[Stored records]
— Begin —
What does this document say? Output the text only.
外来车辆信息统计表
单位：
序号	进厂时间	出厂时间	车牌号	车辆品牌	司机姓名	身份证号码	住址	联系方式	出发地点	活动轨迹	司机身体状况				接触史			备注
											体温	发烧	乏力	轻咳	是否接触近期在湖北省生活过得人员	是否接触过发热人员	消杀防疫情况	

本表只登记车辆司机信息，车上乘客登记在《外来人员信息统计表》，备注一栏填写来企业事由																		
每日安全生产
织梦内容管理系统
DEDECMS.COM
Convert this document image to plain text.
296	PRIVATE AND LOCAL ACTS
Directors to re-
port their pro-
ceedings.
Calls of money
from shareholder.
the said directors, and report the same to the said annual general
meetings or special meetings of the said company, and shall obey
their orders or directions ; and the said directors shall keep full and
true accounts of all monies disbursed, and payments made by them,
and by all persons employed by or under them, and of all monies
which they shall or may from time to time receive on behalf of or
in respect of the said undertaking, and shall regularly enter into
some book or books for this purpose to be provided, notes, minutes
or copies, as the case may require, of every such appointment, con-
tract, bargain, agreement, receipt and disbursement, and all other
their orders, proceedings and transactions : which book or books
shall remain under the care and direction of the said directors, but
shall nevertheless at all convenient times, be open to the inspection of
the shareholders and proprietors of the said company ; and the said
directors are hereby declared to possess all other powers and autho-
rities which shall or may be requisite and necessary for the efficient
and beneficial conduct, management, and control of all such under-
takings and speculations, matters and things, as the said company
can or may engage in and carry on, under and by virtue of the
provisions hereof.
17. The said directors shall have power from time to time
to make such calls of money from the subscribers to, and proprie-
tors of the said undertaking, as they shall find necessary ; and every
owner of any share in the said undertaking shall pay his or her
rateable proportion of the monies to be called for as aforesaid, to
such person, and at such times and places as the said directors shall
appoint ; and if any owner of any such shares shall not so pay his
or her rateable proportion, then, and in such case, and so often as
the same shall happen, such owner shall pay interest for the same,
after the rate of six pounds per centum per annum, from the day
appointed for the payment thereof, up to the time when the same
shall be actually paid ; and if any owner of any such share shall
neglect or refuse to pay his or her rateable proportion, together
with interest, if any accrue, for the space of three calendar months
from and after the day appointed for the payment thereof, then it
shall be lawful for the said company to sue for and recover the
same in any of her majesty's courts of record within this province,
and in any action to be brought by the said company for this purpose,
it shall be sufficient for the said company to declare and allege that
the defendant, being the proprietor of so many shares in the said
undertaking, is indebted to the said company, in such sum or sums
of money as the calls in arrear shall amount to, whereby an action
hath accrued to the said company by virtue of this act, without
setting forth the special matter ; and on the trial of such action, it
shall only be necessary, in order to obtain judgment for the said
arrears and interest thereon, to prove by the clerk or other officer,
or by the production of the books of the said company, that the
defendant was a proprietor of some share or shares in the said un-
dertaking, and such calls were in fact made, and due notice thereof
— End —
Answer only with how many lines in the records include "proportion".

*RESULT OF THE EXERCISE*:
3